_Data to process:_
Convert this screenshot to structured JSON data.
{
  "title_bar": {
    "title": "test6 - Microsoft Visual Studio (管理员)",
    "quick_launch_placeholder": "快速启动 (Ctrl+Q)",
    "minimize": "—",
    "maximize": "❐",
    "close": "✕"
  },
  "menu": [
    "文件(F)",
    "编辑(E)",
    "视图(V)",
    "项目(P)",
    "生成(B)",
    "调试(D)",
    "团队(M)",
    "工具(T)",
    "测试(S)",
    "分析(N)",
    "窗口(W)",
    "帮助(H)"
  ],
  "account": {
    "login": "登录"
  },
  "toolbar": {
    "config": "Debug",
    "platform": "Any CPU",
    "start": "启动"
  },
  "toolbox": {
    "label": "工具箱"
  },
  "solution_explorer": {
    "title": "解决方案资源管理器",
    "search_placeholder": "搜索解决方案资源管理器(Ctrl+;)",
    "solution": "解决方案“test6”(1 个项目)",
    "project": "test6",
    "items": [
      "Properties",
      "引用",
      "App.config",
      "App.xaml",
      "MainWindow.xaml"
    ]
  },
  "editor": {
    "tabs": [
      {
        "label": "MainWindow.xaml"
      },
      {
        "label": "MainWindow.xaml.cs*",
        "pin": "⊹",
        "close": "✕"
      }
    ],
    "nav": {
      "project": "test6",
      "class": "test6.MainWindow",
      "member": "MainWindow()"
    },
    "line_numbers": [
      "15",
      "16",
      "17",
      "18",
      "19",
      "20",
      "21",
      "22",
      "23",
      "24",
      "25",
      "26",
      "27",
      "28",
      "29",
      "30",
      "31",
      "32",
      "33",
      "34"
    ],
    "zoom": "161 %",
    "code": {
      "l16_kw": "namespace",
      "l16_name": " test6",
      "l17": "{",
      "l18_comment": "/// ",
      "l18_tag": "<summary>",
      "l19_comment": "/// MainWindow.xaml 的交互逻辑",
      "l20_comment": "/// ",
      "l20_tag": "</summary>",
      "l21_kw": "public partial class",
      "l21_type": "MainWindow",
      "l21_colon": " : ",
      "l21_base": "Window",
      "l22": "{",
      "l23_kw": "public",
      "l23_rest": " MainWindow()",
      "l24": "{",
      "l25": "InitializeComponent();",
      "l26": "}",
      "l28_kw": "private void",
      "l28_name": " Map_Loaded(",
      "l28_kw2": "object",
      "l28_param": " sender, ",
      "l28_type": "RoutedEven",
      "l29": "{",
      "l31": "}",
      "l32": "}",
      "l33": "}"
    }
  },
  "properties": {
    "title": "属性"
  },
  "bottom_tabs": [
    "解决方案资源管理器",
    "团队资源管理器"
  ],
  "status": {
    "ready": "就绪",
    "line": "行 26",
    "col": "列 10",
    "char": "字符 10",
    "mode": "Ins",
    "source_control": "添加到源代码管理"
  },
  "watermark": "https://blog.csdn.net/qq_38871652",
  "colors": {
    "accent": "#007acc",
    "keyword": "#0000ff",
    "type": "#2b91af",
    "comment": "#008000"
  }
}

_What the task asks:_
Count how many lines of the material hold the string "public". Give the number and nothing more.

_Task solution:_
2